-- BEGIN --
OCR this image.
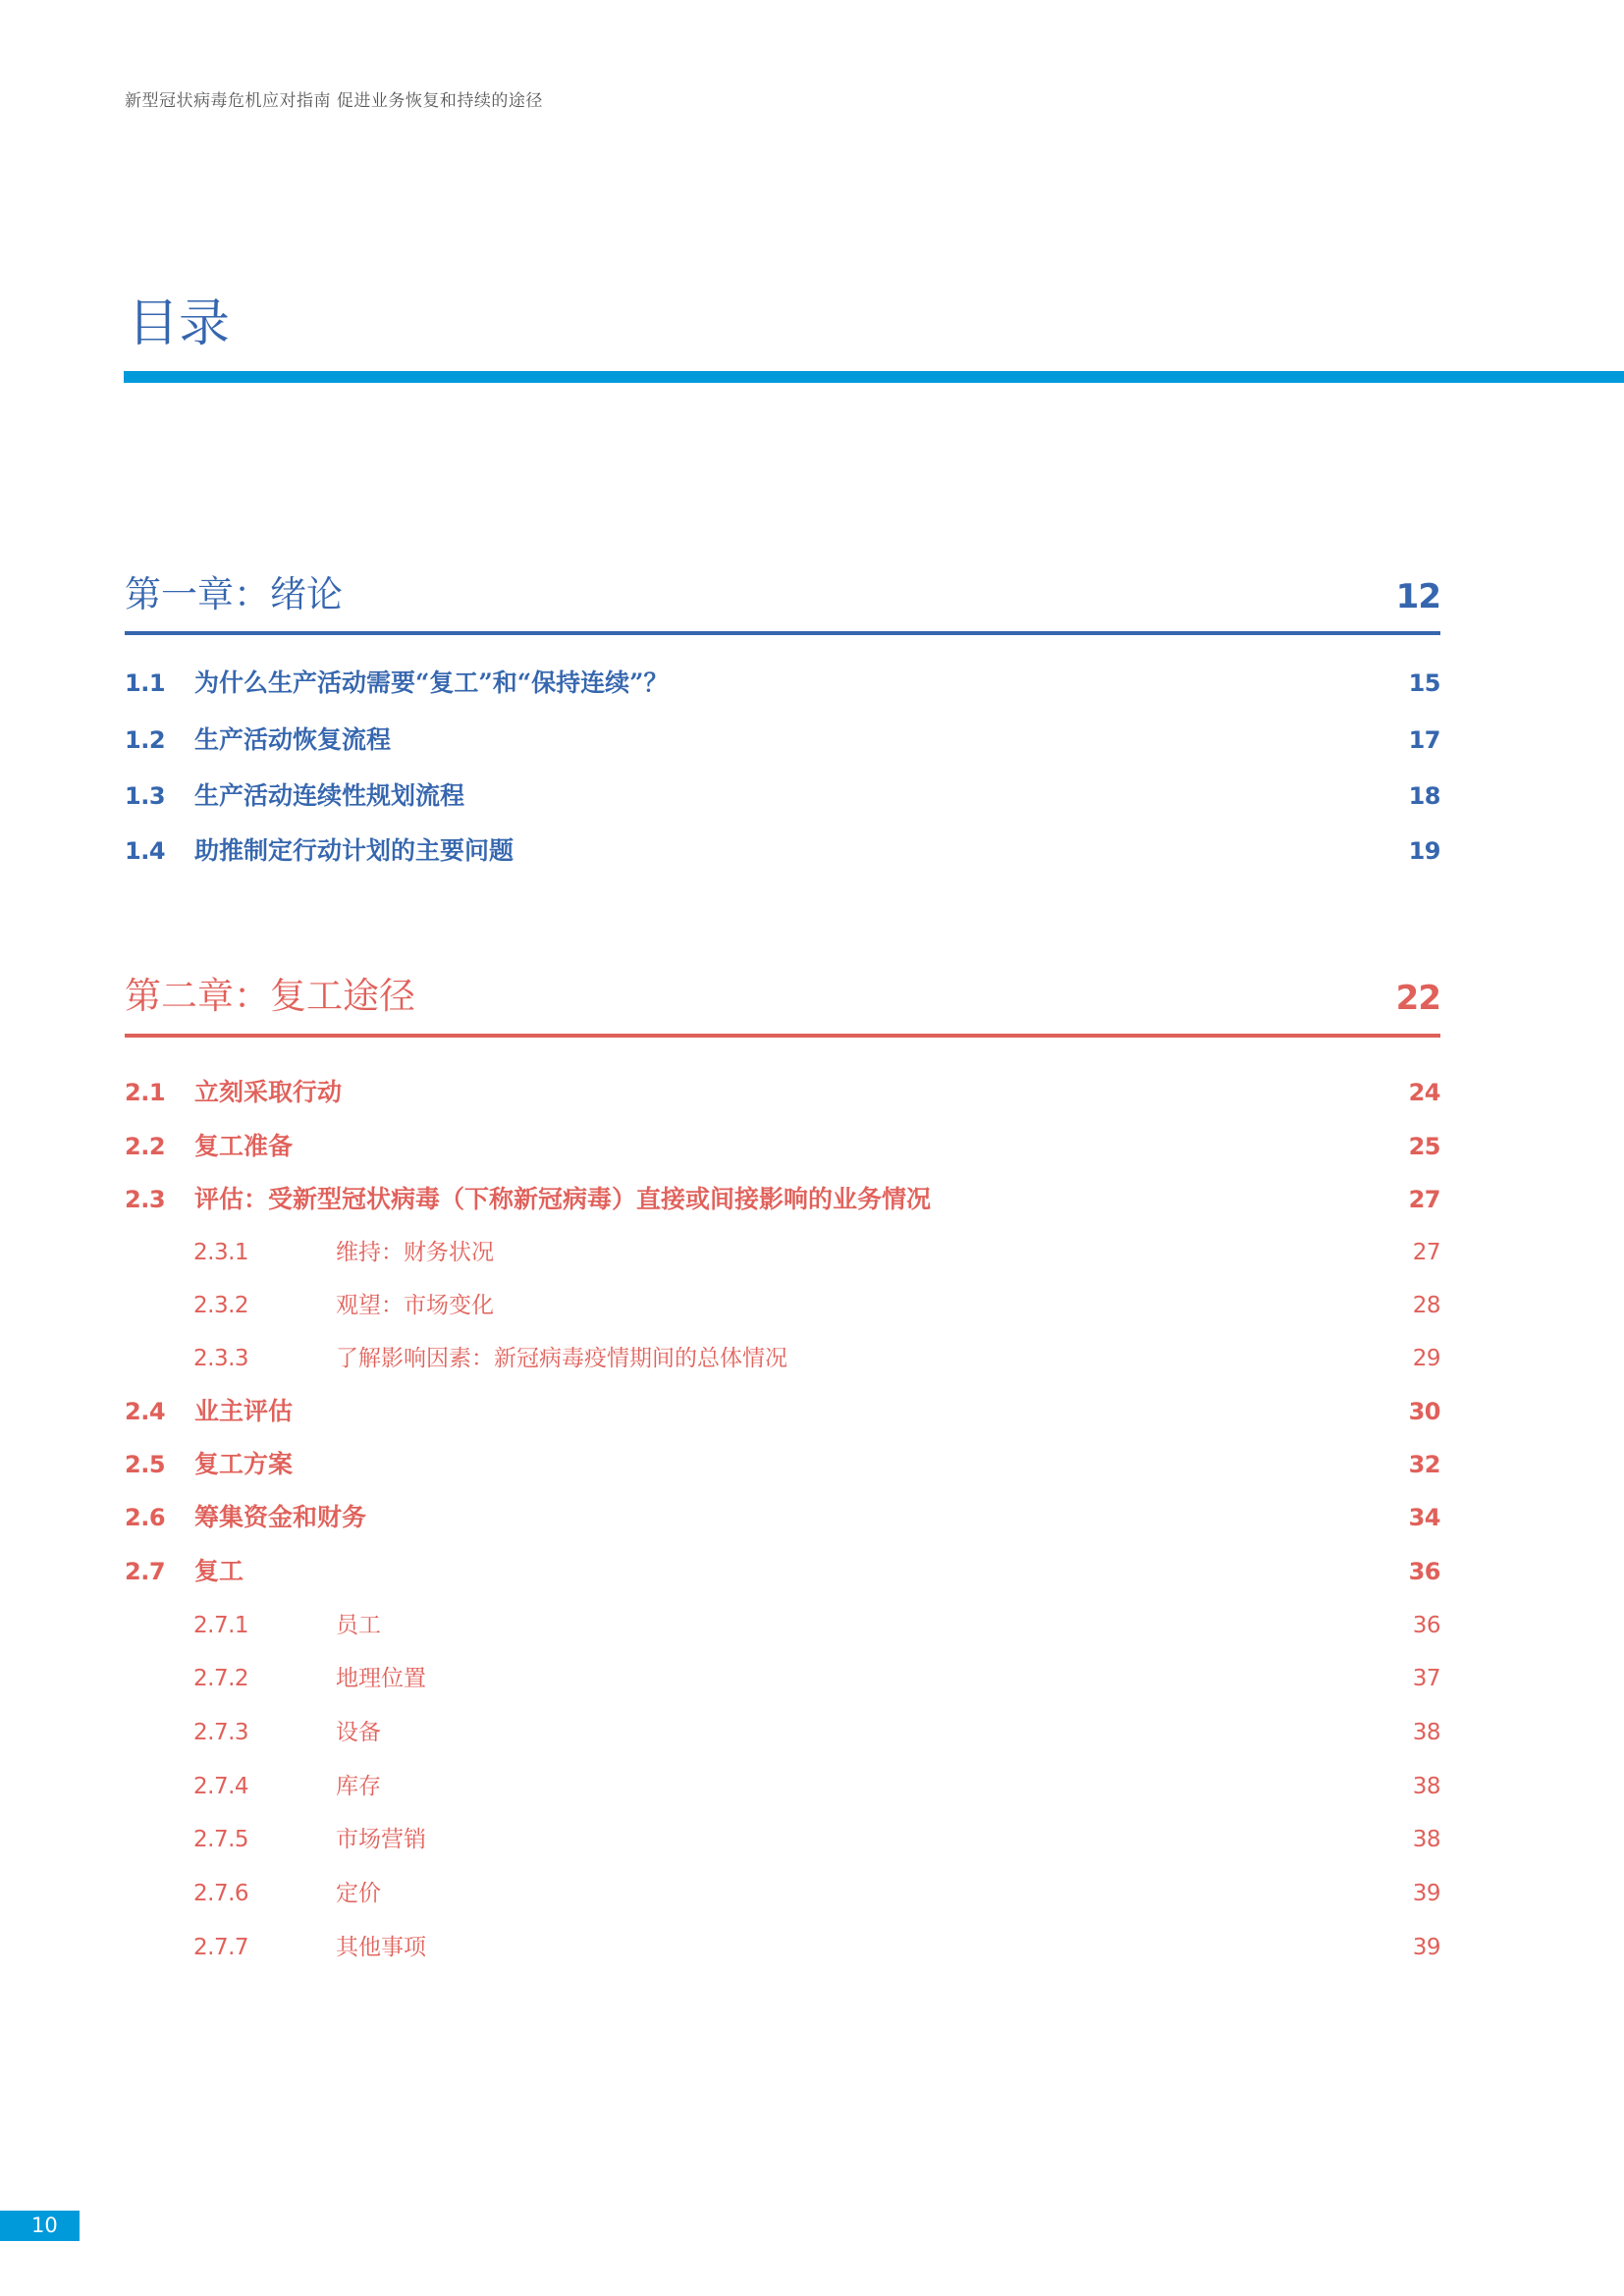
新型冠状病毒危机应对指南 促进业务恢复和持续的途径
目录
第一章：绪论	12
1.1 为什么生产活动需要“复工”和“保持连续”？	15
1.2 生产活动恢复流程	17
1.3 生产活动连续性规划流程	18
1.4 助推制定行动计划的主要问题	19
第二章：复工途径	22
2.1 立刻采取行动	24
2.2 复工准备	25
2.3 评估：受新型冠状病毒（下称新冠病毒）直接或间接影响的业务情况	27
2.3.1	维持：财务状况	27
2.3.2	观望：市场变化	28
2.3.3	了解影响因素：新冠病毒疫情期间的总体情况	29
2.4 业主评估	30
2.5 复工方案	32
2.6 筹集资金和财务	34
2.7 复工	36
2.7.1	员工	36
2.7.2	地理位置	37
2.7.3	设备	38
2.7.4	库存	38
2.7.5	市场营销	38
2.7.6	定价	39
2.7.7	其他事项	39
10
-- END --
-- BEGIN --
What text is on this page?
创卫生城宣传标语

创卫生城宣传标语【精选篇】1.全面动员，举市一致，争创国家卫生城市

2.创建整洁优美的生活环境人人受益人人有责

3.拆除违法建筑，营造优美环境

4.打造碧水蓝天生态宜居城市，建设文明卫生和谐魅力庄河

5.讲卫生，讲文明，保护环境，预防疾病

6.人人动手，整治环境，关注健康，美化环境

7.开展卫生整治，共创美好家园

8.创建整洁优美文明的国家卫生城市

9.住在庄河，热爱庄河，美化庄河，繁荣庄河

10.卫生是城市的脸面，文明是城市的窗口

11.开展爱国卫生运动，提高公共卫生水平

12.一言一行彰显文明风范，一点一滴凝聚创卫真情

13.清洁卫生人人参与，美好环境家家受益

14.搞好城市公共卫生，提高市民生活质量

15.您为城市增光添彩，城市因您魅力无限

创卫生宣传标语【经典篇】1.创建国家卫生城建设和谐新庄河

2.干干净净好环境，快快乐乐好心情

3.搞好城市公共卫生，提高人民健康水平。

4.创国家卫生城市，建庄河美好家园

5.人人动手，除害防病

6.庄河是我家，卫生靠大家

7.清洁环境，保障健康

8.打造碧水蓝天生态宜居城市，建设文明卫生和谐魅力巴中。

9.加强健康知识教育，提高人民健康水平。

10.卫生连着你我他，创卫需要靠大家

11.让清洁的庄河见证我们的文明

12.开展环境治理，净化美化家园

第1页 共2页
-- END --
-- BEGIN --
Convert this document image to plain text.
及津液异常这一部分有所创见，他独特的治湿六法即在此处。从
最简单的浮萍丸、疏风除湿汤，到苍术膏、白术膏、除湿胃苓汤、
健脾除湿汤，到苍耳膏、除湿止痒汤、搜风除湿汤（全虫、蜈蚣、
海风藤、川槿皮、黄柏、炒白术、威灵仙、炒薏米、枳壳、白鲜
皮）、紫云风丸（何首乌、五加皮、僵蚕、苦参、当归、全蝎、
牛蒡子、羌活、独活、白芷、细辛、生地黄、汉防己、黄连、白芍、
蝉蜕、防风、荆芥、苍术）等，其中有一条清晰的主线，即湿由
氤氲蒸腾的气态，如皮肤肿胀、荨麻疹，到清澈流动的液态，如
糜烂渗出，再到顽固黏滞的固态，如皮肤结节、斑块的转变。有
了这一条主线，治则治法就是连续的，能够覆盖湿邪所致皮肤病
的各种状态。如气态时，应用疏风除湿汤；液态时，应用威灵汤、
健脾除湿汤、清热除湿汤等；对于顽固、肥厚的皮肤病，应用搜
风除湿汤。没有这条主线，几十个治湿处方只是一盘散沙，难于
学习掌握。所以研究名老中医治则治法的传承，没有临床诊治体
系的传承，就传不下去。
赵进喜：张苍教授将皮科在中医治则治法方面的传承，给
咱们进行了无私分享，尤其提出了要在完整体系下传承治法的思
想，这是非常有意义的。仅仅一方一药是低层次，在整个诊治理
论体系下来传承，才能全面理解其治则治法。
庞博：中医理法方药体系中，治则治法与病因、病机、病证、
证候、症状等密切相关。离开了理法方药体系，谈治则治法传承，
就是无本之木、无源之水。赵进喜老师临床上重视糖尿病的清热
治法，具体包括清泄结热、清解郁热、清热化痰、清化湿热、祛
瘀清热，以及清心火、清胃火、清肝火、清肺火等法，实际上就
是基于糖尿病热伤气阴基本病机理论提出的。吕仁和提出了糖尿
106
-- END --
GIVEN EXERCISE: What number of lines in the records contain the word "搞好城市公共卫生"? Answer with that number alone.

WORKED SOLUTION: 2